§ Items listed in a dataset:
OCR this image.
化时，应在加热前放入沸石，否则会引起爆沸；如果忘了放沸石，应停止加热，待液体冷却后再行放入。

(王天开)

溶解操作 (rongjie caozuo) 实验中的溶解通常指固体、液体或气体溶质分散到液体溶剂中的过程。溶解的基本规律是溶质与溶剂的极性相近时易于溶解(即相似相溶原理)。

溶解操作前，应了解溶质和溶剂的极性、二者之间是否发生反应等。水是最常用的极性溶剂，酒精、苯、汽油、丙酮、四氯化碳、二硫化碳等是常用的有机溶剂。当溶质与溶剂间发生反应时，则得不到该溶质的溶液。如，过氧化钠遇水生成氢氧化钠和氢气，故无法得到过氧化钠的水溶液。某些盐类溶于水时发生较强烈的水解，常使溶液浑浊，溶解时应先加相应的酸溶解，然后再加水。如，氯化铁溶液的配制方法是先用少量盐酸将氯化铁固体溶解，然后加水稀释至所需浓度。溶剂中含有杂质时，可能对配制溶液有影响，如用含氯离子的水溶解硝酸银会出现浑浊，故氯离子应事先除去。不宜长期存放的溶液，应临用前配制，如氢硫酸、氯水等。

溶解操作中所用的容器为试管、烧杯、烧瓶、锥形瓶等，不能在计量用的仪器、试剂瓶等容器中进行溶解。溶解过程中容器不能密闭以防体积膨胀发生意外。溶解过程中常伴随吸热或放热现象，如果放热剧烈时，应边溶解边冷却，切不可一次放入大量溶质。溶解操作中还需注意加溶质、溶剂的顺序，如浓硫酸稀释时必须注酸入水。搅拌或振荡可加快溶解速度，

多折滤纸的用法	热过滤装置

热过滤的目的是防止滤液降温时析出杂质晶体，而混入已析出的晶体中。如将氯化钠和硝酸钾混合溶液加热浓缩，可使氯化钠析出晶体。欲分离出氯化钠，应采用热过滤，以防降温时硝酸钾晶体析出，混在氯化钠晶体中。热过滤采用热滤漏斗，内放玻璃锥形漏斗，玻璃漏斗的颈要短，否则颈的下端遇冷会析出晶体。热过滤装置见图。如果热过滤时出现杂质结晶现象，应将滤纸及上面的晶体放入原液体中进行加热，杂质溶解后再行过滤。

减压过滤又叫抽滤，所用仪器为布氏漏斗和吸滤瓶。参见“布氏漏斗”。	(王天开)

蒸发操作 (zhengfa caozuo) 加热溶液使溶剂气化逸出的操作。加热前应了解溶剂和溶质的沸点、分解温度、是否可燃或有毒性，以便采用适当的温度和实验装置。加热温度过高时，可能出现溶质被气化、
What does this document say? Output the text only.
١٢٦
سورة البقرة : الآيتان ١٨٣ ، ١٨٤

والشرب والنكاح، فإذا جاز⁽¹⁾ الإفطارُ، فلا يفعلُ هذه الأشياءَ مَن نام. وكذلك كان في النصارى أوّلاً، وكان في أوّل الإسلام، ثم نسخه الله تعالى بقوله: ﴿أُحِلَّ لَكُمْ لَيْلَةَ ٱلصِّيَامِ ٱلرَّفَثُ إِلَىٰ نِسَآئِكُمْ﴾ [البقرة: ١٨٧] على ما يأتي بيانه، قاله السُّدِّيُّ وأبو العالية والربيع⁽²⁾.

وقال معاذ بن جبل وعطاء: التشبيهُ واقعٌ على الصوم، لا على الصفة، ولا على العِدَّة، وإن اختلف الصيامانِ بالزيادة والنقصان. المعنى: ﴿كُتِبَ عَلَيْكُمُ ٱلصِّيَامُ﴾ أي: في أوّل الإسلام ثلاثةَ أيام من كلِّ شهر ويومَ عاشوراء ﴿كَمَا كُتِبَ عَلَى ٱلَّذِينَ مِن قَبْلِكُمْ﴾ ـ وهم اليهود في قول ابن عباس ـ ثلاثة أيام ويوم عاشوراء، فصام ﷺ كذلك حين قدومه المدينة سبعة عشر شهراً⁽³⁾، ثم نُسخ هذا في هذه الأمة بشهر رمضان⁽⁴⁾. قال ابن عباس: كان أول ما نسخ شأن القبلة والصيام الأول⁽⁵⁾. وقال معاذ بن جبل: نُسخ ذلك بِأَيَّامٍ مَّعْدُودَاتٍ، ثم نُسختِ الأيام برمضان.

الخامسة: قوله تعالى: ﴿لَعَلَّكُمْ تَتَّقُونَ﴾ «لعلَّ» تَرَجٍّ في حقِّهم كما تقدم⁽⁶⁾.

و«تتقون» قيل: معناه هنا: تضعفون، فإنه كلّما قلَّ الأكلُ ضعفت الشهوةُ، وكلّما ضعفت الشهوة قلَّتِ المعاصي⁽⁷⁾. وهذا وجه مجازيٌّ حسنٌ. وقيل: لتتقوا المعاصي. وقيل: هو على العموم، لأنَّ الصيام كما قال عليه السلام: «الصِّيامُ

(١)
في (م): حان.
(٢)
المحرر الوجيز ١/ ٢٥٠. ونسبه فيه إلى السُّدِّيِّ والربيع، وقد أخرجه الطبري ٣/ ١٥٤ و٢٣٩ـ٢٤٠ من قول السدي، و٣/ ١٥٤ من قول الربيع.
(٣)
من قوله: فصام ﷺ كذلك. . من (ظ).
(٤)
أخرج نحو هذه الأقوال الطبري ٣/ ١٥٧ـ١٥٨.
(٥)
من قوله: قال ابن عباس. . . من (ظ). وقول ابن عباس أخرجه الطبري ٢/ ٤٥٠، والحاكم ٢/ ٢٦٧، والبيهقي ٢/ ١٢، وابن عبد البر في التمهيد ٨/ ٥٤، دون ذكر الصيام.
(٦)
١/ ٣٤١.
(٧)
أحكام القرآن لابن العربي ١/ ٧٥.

§ Required work: Copy exactly the lines of the listing above, beginning at the line with "What does this" and ending at its final line; write out nothing else.

§ Expected answer:
What does this document say? Output the text only.
١٢٦
سورة البقرة : الآيتان ١٨٣ ، ١٨٤

والشرب والنكاح، فإذا جاز⁽¹⁾ الإفطارُ، فلا يفعلُ هذه الأشياءَ مَن نام. وكذلك كان في النصارى أوّلاً، وكان في أوّل الإسلام، ثم نسخه الله تعالى بقوله: ﴿أُحِلَّ لَكُمْ لَيْلَةَ ٱلصِّيَامِ ٱلرَّفَثُ إِلَىٰ نِسَآئِكُمْ﴾ [البقرة: ١٨٧] على ما يأتي بيانه، قاله السُّدِّيُّ وأبو العالية والربيع⁽²⁾.

وقال معاذ بن جبل وعطاء: التشبيهُ واقعٌ على الصوم، لا على الصفة، ولا على العِدَّة، وإن اختلف الصيامانِ بالزيادة والنقصان. المعنى: ﴿كُتِبَ عَلَيْكُمُ ٱلصِّيَامُ﴾ أي: في أوّل الإسلام ثلاثةَ أيام من كلِّ شهر ويومَ عاشوراء ﴿كَمَا كُتِبَ عَلَى ٱلَّذِينَ مِن قَبْلِكُمْ﴾ ـ وهم اليهود في قول ابن عباس ـ ثلاثة أيام ويوم عاشوراء، فصام ﷺ كذلك حين قدومه المدينة سبعة عشر شهراً⁽³⁾، ثم نُسخ هذا في هذه الأمة بشهر رمضان⁽⁴⁾. قال ابن عباس: كان أول ما نسخ شأن القبلة والصيام الأول⁽⁵⁾. وقال معاذ بن جبل: نُسخ ذلك بِأَيَّامٍ مَّعْدُودَاتٍ، ثم نُسختِ الأيام برمضان.

الخامسة: قوله تعالى: ﴿لَعَلَّكُمْ تَتَّقُونَ﴾ «لعلَّ» تَرَجٍّ في حقِّهم كما تقدم⁽⁶⁾.

و«تتقون» قيل: معناه هنا: تضعفون، فإنه كلّما قلَّ الأكلُ ضعفت الشهوةُ، وكلّما ضعفت الشهوة قلَّتِ المعاصي⁽⁷⁾. وهذا وجه مجازيٌّ حسنٌ. وقيل: لتتقوا المعاصي. وقيل: هو على العموم، لأنَّ الصيام كما قال عليه السلام: «الصِّيامُ

(١)
في (م): حان.
(٢)
المحرر الوجيز ١/ ٢٥٠. ونسبه فيه إلى السُّدِّيِّ والربيع، وقد أخرجه الطبري ٣/ ١٥٤ و٢٣٩ـ٢٤٠ من قول السدي، و٣/ ١٥٤ من قول الربيع.
(٣)
من قوله: فصام ﷺ كذلك. . من (ظ).
(٤)
أخرج نحو هذه الأقوال الطبري ٣/ ١٥٧ـ١٥٨.
(٥)
من قوله: قال ابن عباس. . . من (ظ). وقول ابن عباس أخرجه الطبري ٢/ ٤٥٠، والحاكم ٢/ ٢٦٧، والبيهقي ٢/ ١٢، وابن عبد البر في التمهيد ٨/ ٥٤، دون ذكر الصيام.
(٦)
١/ ٣٤١.
(٧)
أحكام القرآن لابن العربي ١/ ٧٥.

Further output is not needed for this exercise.